SET EXERCISE: Set each entry down verbatim, omitting images.

>> start

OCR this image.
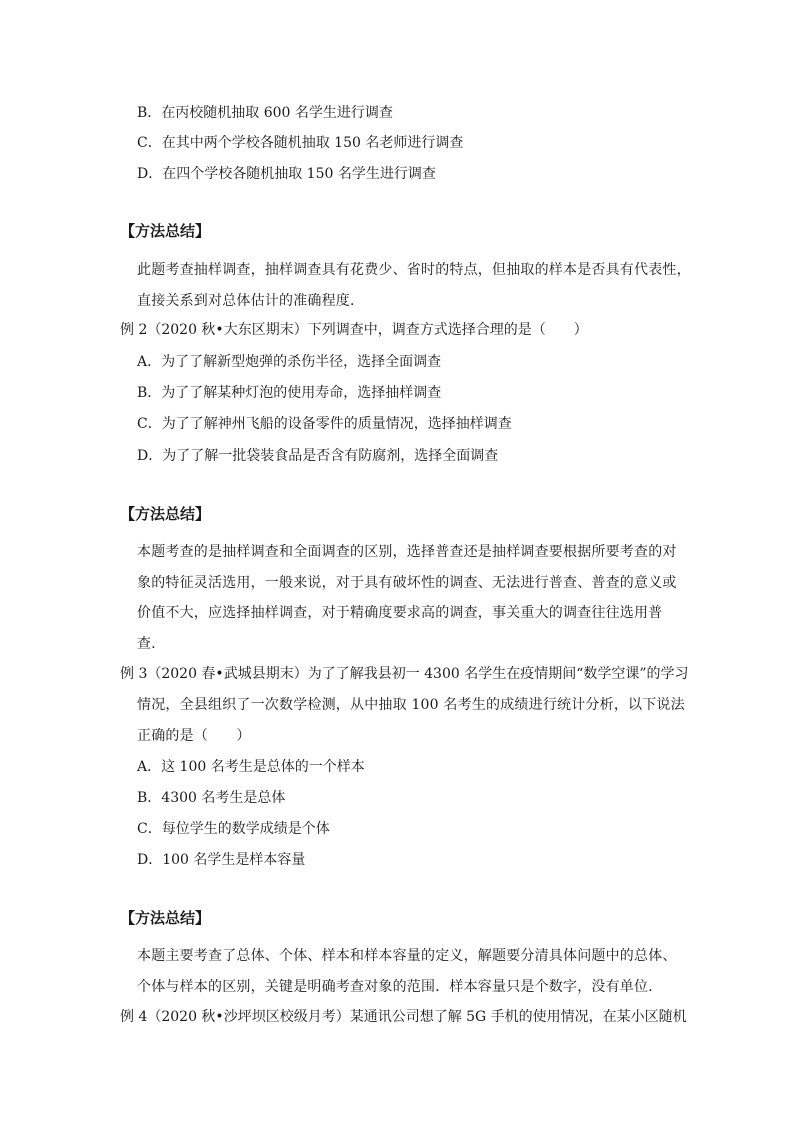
B．在丙校随机抽取 600 名学生进行调查
C．在其中两个学校各随机抽取 150 名老师进行调查
D．在四个学校各随机抽取 150 名学生进行调查
【方法总结】
此题考查抽样调查，抽样调查具有花费少、省时的特点，但抽取的样本是否具有代表性，
直接关系到对总体估计的准确程度．
例 2（2020 秋•大东区期末）下列调查中，调查方式选择合理的是（　　）
A．为了了解新型炮弹的杀伤半径，选择全面调查
B．为了了解某种灯泡的使用寿命，选择抽样调查
C．为了了解神州飞船的设备零件的质量情况，选择抽样调查
D．为了了解一批袋装食品是否含有防腐剂，选择全面调查
【方法总结】
本题考查的是抽样调查和全面调查的区别，选择普查还是抽样调查要根据所要考查的对
象的特征灵活选用，一般来说，对于具有破坏性的调查、无法进行普查、普查的意义或
价值不大，应选择抽样调查，对于精确度要求高的调查，事关重大的调查往往选用普
查．
例 3（2020 春•武城县期末）为了了解我县初一 4300 名学生在疫情期间“数学空课”的学习
情况，全县组织了一次数学检测，从中抽取 100 名考生的成绩进行统计分析，以下说法
正确的是（　　）
A．这 100 名考生是总体的一个样本
B．4300 名考生是总体
C．每位学生的数学成绩是个体
D．100 名学生是样本容量
【方法总结】
本题主要考查了总体、个体、样本和样本容量的定义，解题要分清具体问题中的总体、
个体与样本的区别，关键是明确考查对象的范围．样本容量只是个数字，没有单位．
例 4（2020 秋•沙坪坝区校级月考）某通讯公司想了解 5G 手机的使用情况，在某小区随机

>> end

THE SOLUTION:
OCR this image.
B．在丙校随机抽取 600 名学生进行调查
C．在其中两个学校各随机抽取 150 名老师进行调查
D．在四个学校各随机抽取 150 名学生进行调查
【方法总结】
此题考查抽样调查，抽样调查具有花费少、省时的特点，但抽取的样本是否具有代表性，
直接关系到对总体估计的准确程度．
例 2（2020 秋•大东区期末）下列调查中，调查方式选择合理的是（　　）
A．为了了解新型炮弹的杀伤半径，选择全面调查
B．为了了解某种灯泡的使用寿命，选择抽样调查
C．为了了解神州飞船的设备零件的质量情况，选择抽样调查
D．为了了解一批袋装食品是否含有防腐剂，选择全面调查
【方法总结】
本题考查的是抽样调查和全面调查的区别，选择普查还是抽样调查要根据所要考查的对
象的特征灵活选用，一般来说，对于具有破坏性的调查、无法进行普查、普查的意义或
价值不大，应选择抽样调查，对于精确度要求高的调查，事关重大的调查往往选用普
查．
例 3（2020 春•武城县期末）为了了解我县初一 4300 名学生在疫情期间“数学空课”的学习
情况，全县组织了一次数学检测，从中抽取 100 名考生的成绩进行统计分析，以下说法
正确的是（　　）
A．这 100 名考生是总体的一个样本
B．4300 名考生是总体
C．每位学生的数学成绩是个体
D．100 名学生是样本容量
【方法总结】
本题主要考查了总体、个体、样本和样本容量的定义，解题要分清具体问题中的总体、
个体与样本的区别，关键是明确考查对象的范围．样本容量只是个数字，没有单位．
例 4（2020 秋•沙坪坝区校级月考）某通讯公司想了解 5G 手机的使用情况，在某小区随机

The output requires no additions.